WHAT THE EXERCISE ASKS
Count the lines in the records below that contain the word "αὐτά", and give only that number.
* START GIVEN DATA *
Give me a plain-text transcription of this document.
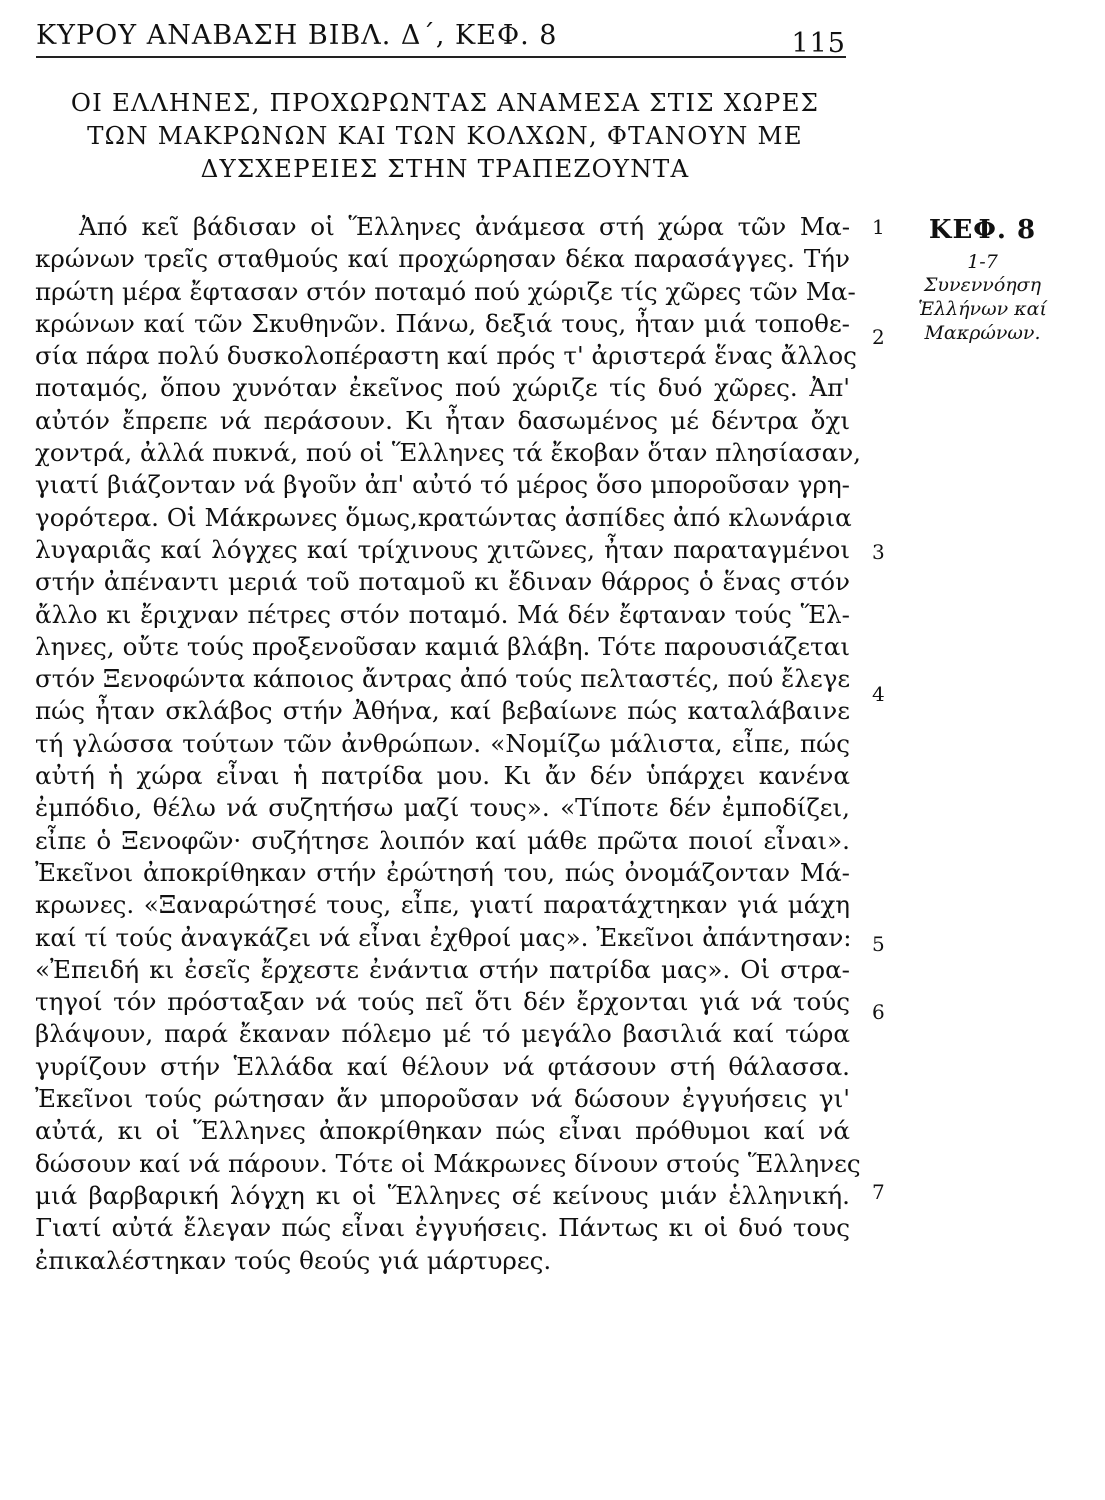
ΚΥΡΟΥ ΑΝΑΒΑΣΗ ΒΙΒΛ. Δ΄, ΚΕΦ. 8	115
ΟΙ ΕΛΛΗΝΕΣ, ΠΡΟΧΩΡΩΝΤΑΣ ΑΝΑΜΕΣΑ ΣΤΙΣ ΧΩΡΕΣ
ΤΩΝ ΜΑΚΡΩΝΩΝ ΚΑΙ ΤΩΝ ΚΟΛΧΩΝ, ΦΤΑΝΟΥΝ ΜΕ
ΔΥΣΧΕΡΕΙΕΣ ΣΤΗΝ ΤΡΑΠΕΖΟΥΝΤΑ
ΚΕΦ. 8
1-7
Συνεννόηση
Ἑλλήνων καί
Μακρώνων.
Ἀπό κεῖ βάδισαν οἱ Ἕλληνες ἀνάμεσα στή χώρα τῶν Μα-
κρώνων τρεῖς σταθμούς καί προχώρησαν δέκα παρασάγγες. Τήν
πρώτη μέρα ἔφτασαν στόν ποταμό πού χώριζε τίς χῶρες τῶν Μα-
κρώνων καί τῶν Σκυθηνῶν. Πάνω, δεξιά τους, ἦταν μιά τοποθε-
σία πάρα πολύ δυσκολοπέραστη καί πρός τ' ἀριστερά ἕνας ἄλλος
ποταμός, ὅπου χυνόταν ἐκεῖνος πού χώριζε τίς δυό χῶρες. Ἀπ'
αὐτόν ἔπρεπε νά περάσουν. Κι ἦταν δασωμένος μέ δέντρα ὄχι
χοντρά, ἀλλά πυκνά, πού οἱ Ἕλληνες τά ἔκοβαν ὅταν πλησίασαν,
γιατί βιάζονταν νά βγοῦν ἀπ' αὐτό τό μέρος ὅσο μποροῦσαν γρη-
γορότερα. Οἱ Μάκρωνες ὅμως,κρατώντας ἀσπίδες ἀπό κλωνάρια
λυγαριᾶς καί λόγχες καί τρίχινους χιτῶνες, ἦταν παραταγμένοι
στήν ἀπέναντι μεριά τοῦ ποταμοῦ κι ἔδιναν θάρρος ὁ ἕνας στόν
ἄλλο κι ἔριχναν πέτρες στόν ποταμό. Μά δέν ἔφταναν τούς Ἕλ-
ληνες, οὔτε τούς προξενοῦσαν καμιά βλάβη. Τότε παρουσιάζεται
στόν Ξενοφώντα κάποιος ἄντρας ἀπό τούς πελταστές, πού ἔλεγε
πώς ἦταν σκλάβος στήν Ἀθήνα, καί βεβαίωνε πώς καταλάβαινε
τή γλώσσα τούτων τῶν ἀνθρώπων. «Νομίζω μάλιστα, εἶπε, πώς
αὐτή ἡ χώρα εἶναι ἡ πατρίδα μου. Κι ἄν δέν ὑπάρχει κανένα
ἐμπόδιο, θέλω νά συζητήσω μαζί τους». «Τίποτε δέν ἐμποδίζει,
εἶπε ὁ Ξενοφῶν· συζήτησε λοιπόν καί μάθε πρῶτα ποιοί εἶναι».
Ἐκεῖνοι ἀποκρίθηκαν στήν ἐρώτησή του, πώς ὀνομάζονταν Μά-
κρωνες. «Ξαναρώτησέ τους, εἶπε, γιατί παρατάχτηκαν γιά μάχη
καί τί τούς ἀναγκάζει νά εἶναι ἐχθροί μας». Ἐκεῖνοι ἀπάντησαν:
«Ἐπειδή κι ἐσεῖς ἔρχεστε ἐνάντια στήν πατρίδα μας». Οἱ στρα-
τηγοί τόν πρόσταξαν νά τούς πεῖ ὅτι δέν ἔρχονται γιά νά τούς
βλάψουν, παρά ἔκαναν πόλεμο μέ τό μεγάλο βασιλιά καί τώρα
γυρίζουν στήν Ἑλλάδα καί θέλουν νά φτάσουν στή θάλασσα.
Ἐκεῖνοι τούς ρώτησαν ἄν μποροῦσαν νά δώσουν ἐγγυήσεις γι'
αὐτά, κι οἱ Ἕλληνες ἀποκρίθηκαν πώς εἶναι πρόθυμοι καί νά
δώσουν καί νά πάρουν. Τότε οἱ Μάκρωνες δίνουν στούς Ἕλληνες
μιά βαρβαρική λόγχη κι οἱ Ἕλληνες σέ κείνους μιάν ἑλληνική.
Γιατί αὐτά ἔλεγαν πώς εἶναι ἐγγυήσεις. Πάντως κι οἱ δυό τους
ἐπικαλέστηκαν τούς θεούς γιά μάρτυρες.
1
2
3
4
5
6
7
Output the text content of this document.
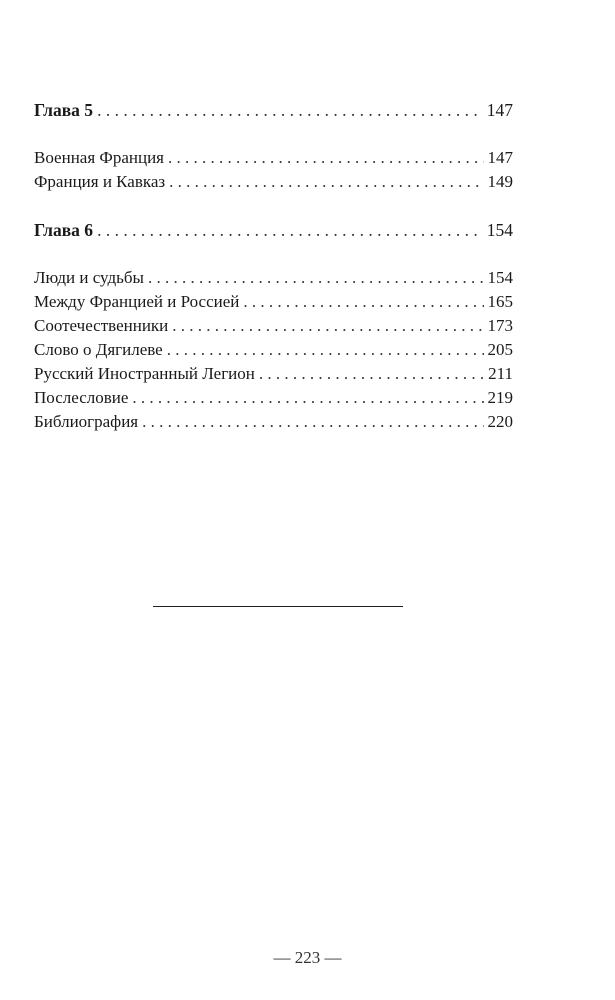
Глава 5 . . .	147
Военная Франция . . .	147
Франция и Кавказ . . .	149
Глава 6 . . .	154
Люди и судьбы . . .	154
Между Францией и Россией . . .	165
Соотечественники . . .	173
Слово о Дягилеве . . .	205
Русский Иностранный Легион . . .	211
Послесловие . . .	219
Библиография . . .	220
— 223 —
* END GIVEN DATA *
EXERCISE SOLUTION
2